## WRITTEN INSTRUCTION
Scan the following material for the string "JSON" and copy each line in which it appears.

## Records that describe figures
◇ ◇ ◇ ◇ ◇

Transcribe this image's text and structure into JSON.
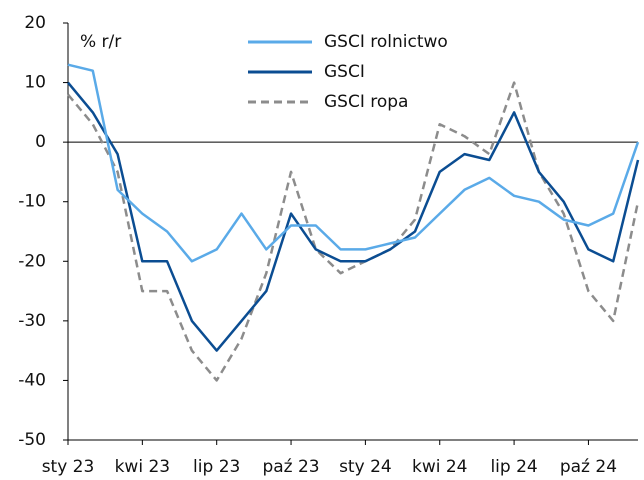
{
  "chart_data": {
    "type": "line",
    "y_label": "% r/r",
    "x": [
      "2023-01",
      "2023-02",
      "2023-03",
      "2023-04",
      "2023-05",
      "2023-06",
      "2023-07",
      "2023-08",
      "2023-09",
      "2023-10",
      "2023-11",
      "2023-12",
      "2024-01",
      "2024-02",
      "2024-03",
      "2024-04",
      "2024-05",
      "2024-06",
      "2024-07",
      "2024-08",
      "2024-09",
      "2024-10",
      "2024-11",
      "2024-12"
    ],
    "series": [
      {
        "name": "GSCI rolnictwo",
        "color": "#5aaae8",
        "dash": false,
        "values": [
          13,
          12,
          -8,
          -12,
          -15,
          -20,
          -18,
          -12,
          -18,
          -14,
          -14,
          -18,
          -18,
          -17,
          -16,
          -12,
          -8,
          -6,
          -9,
          -10,
          -13,
          -14,
          -12,
          0
        ]
      },
      {
        "name": "GSCI",
        "color": "#0b4d92",
        "dash": false,
        "values": [
          10,
          5,
          -2,
          -20,
          -20,
          -30,
          -35,
          -30,
          -25,
          -12,
          -18,
          -20,
          -20,
          -18,
          -15,
          -5,
          -2,
          -3,
          5,
          -5,
          -10,
          -18,
          -20,
          -3
        ]
      },
      {
        "name": "GSCI ropa",
        "color": "#8c8c8c",
        "dash": true,
        "values": [
          8,
          3,
          -5,
          -25,
          -25,
          -35,
          -40,
          -33,
          -22,
          -5,
          -18,
          -22,
          -20,
          -18,
          -13,
          3,
          1,
          -2,
          10,
          -5,
          -12,
          -25,
          -30,
          -10
        ]
      }
    ],
    "xlim": [
      "2023-01",
      "2024-12"
    ],
    "xticks": [
      {
        "value": "2023-01",
        "label": "sty 23"
      },
      {
        "value": "2023-04",
        "label": "kwi 23"
      },
      {
        "value": "2023-07",
        "label": "lip 23"
      },
      {
        "value": "2023-10",
        "label": "paź 23"
      },
      {
        "value": "2024-01",
        "label": "sty 24"
      },
      {
        "value": "2024-04",
        "label": "kwi 24"
      },
      {
        "value": "2024-07",
        "label": "lip 24"
      },
      {
        "value": "2024-10",
        "label": "paź 24"
      }
    ],
    "ylim": [
      -50,
      20
    ],
    "yticks": [
      20,
      10,
      0,
      -10,
      -20,
      -30,
      -40,
      -50
    ],
    "legend": "top"
  }
}
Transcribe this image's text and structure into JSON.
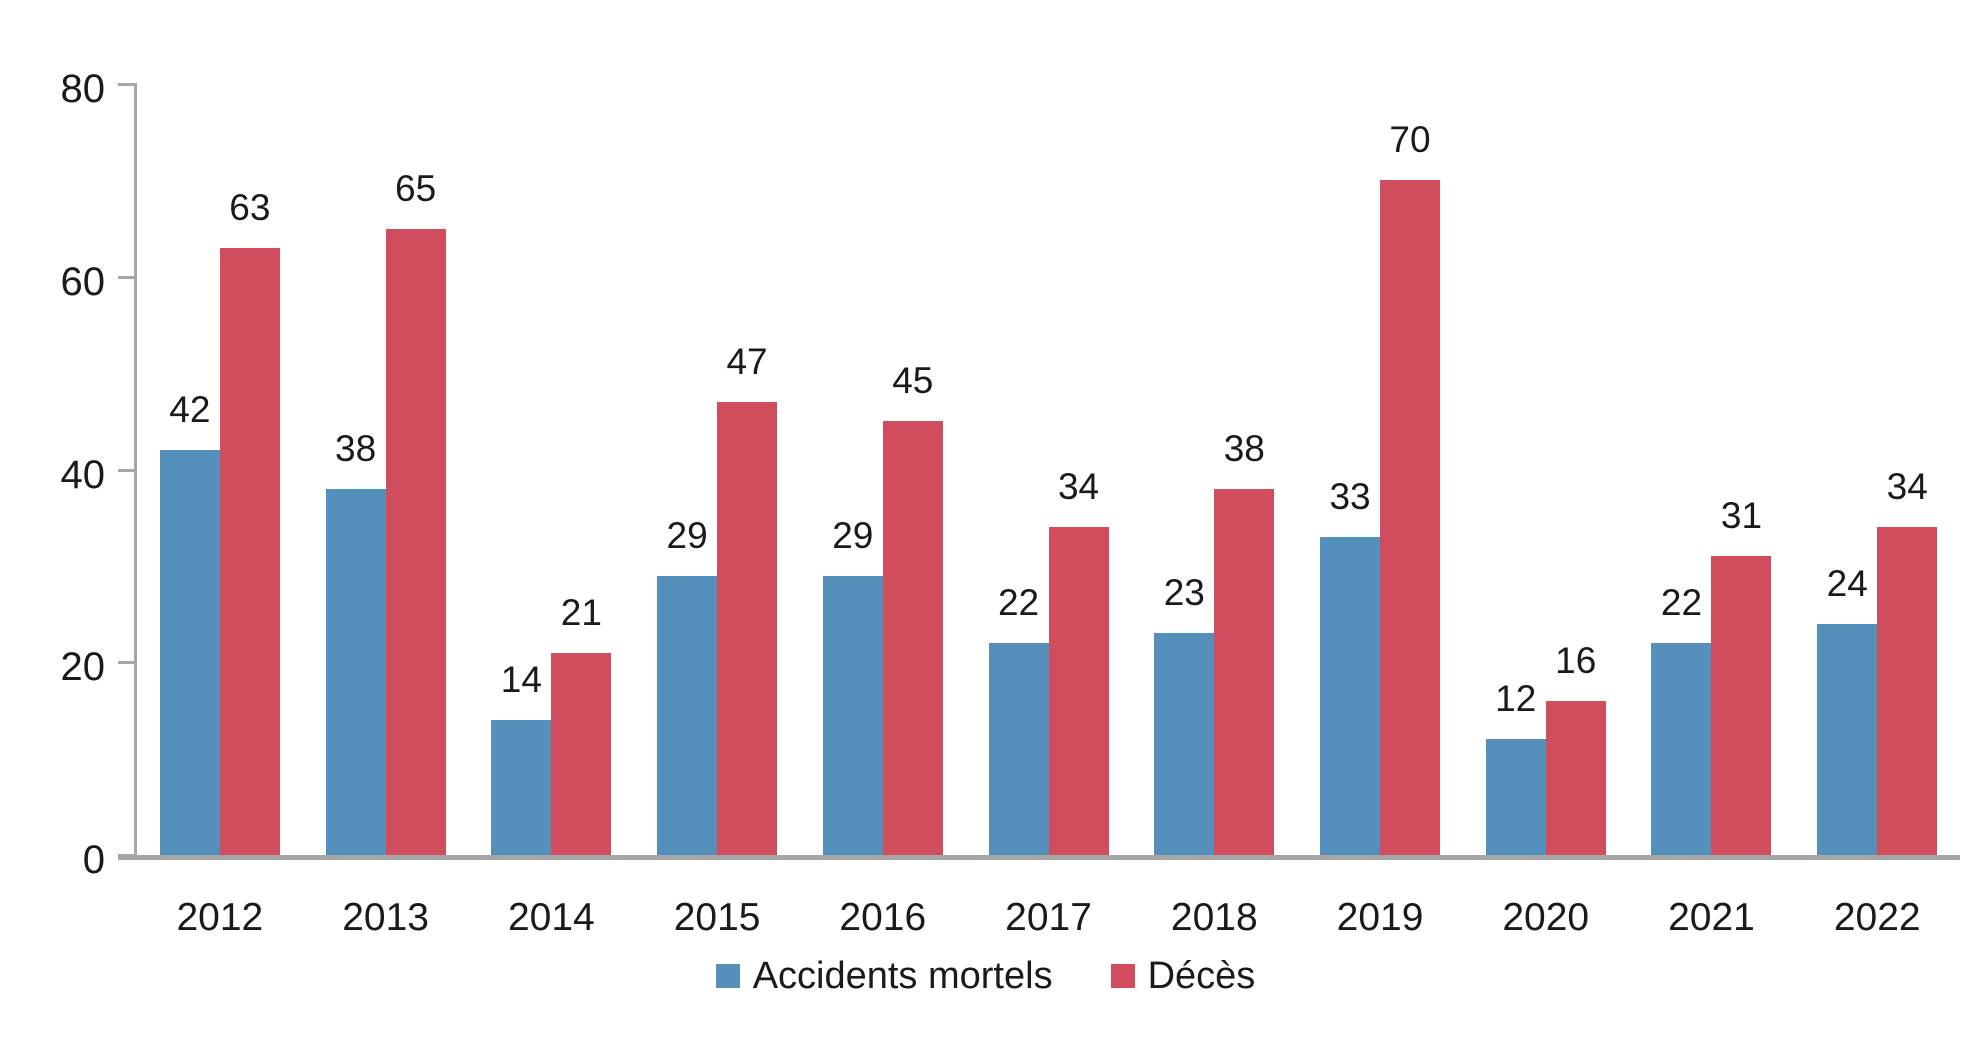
{
  "chart_data": {
    "type": "bar",
    "title": "",
    "xlabel": "",
    "ylabel": "",
    "categories": [
      "2012",
      "2013",
      "2014",
      "2015",
      "2016",
      "2017",
      "2018",
      "2019",
      "2020",
      "2021",
      "2022"
    ],
    "series": [
      {
        "name": "Accidents mortels",
        "color": "#5490BB",
        "values": [
          42,
          38,
          14,
          29,
          29,
          22,
          23,
          33,
          12,
          22,
          24
        ]
      },
      {
        "name": "Décès",
        "color": "#D04D5E",
        "values": [
          63,
          65,
          21,
          47,
          45,
          34,
          38,
          70,
          16,
          31,
          34
        ]
      }
    ],
    "ylim": [
      0,
      80
    ],
    "yticks": [
      0,
      20,
      40,
      60,
      80
    ],
    "grid": false,
    "data_labels": true,
    "legend_position": "bottom",
    "axis_color": "#A6A6A6",
    "text_color": "#1A1A1A",
    "background_color": "#FFFFFF"
  },
  "legend": {
    "items": [
      {
        "label": "Accidents mortels",
        "color": "#5490BB"
      },
      {
        "label": "Décès",
        "color": "#D04D5E"
      }
    ]
  }
}
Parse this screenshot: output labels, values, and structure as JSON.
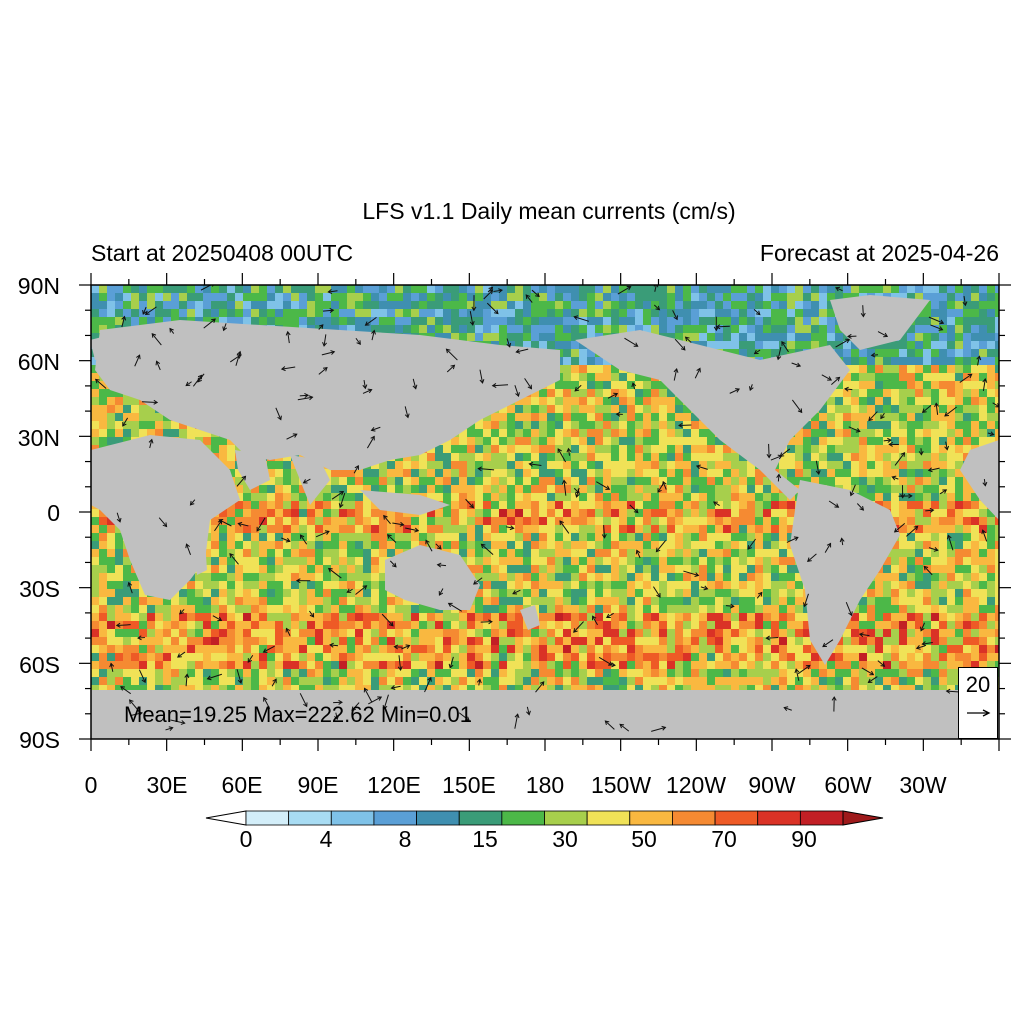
{
  "title": "LFS v1.1 Daily mean currents (cm/s)",
  "left_subtitle": "Start at 20250408 00UTC",
  "right_subtitle": "Forecast at 2025-04-26",
  "lat_labels": [
    "90N",
    "60N",
    "30N",
    "0",
    "30S",
    "60S",
    "90S"
  ],
  "lon_labels": [
    "0",
    "30E",
    "60E",
    "90E",
    "120E",
    "150E",
    "180",
    "150W",
    "120W",
    "90W",
    "60W",
    "30W"
  ],
  "stats": "Mean=19.25  Max=222.62  Min=0.01",
  "reference_vector": {
    "value": "20"
  },
  "colorbar": {
    "labels": [
      "0",
      "4",
      "8",
      "15",
      "30",
      "50",
      "70",
      "90"
    ],
    "colors": [
      "#ffffff",
      "#d3eef9",
      "#a8dcf3",
      "#7fc2e8",
      "#5a9fd6",
      "#3f8fb0",
      "#3a9c78",
      "#4cb848",
      "#a7cf4c",
      "#f0e257",
      "#f9b840",
      "#f58a32",
      "#ee5a26",
      "#da3226",
      "#c21f25",
      "#9e1a1b"
    ],
    "land_color": "#c0c0c0"
  }
}
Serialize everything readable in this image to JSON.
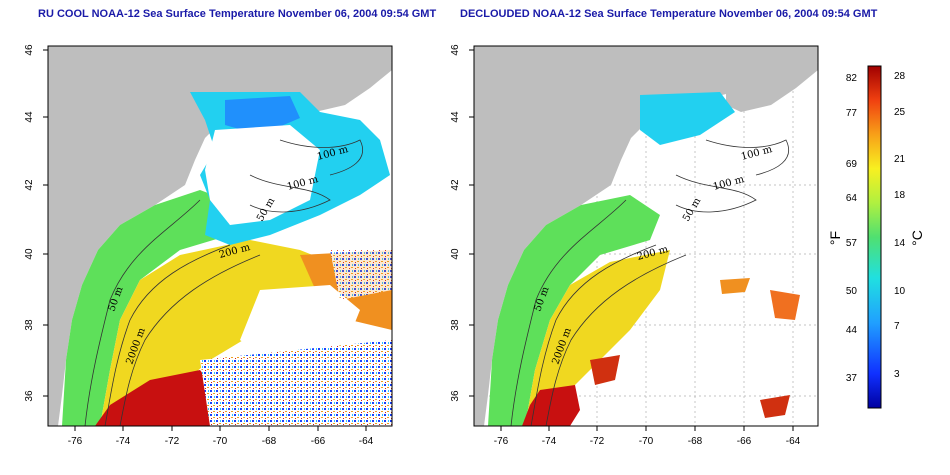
{
  "panels": [
    {
      "title": "RU COOL NOAA-12 Sea Surface Temperature November 06, 2004 09:54 GMT",
      "x_ticks": [
        "-76",
        "-74",
        "-72",
        "-70",
        "-68",
        "-66",
        "-64"
      ],
      "y_ticks": [
        "36",
        "38",
        "40",
        "42",
        "44",
        "46"
      ],
      "contour_labels": [
        "100 m",
        "100 m",
        "50 m",
        "200 m",
        "50 m",
        "2000 m"
      ]
    },
    {
      "title": "DECLOUDED NOAA-12 Sea Surface Temperature November 06, 2004 09:54 GMT",
      "x_ticks": [
        "-76",
        "-74",
        "-72",
        "-70",
        "-68",
        "-66",
        "-64"
      ],
      "y_ticks": [
        "36",
        "38",
        "40",
        "42",
        "44",
        "46"
      ],
      "contour_labels": [
        "100 m",
        "100 m",
        "50 m",
        "200 m",
        "50 m",
        "2000 m"
      ]
    }
  ],
  "colorbar": {
    "fahrenheit_label": "°F",
    "celsius_label": "°C",
    "fahrenheit_ticks": [
      "82",
      "77",
      "69",
      "64",
      "57",
      "50",
      "44",
      "37"
    ],
    "celsius_ticks": [
      "28",
      "25",
      "21",
      "18",
      "14",
      "10",
      "7",
      "3"
    ]
  },
  "colors": {
    "land": "#bebebe",
    "title": "#1a1aa8",
    "cold": "#2a2aff",
    "cool": "#22d8f0",
    "mid": "#5ee05a",
    "warm": "#f0e020",
    "hot": "#f08010",
    "hottest": "#c81010"
  }
}
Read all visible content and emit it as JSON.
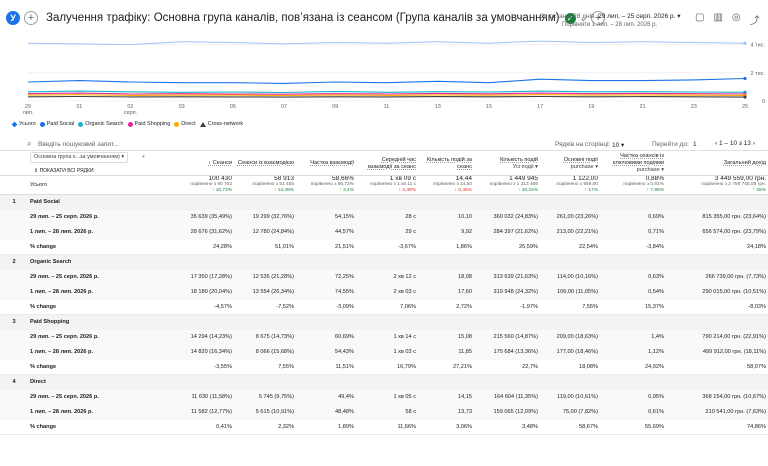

◇ ◇ ◇ ◇ ◇

## RESPONSE TO THIS EXERCISE
Transcribe this image's text and structure into JSON.
Transcribe this image's text and structure into JSON.
Parse this screenshot: output labels, values, and structure as JSON.
Serialize everything readable in this image to JSON.
Read all visible content and emit it as JSON.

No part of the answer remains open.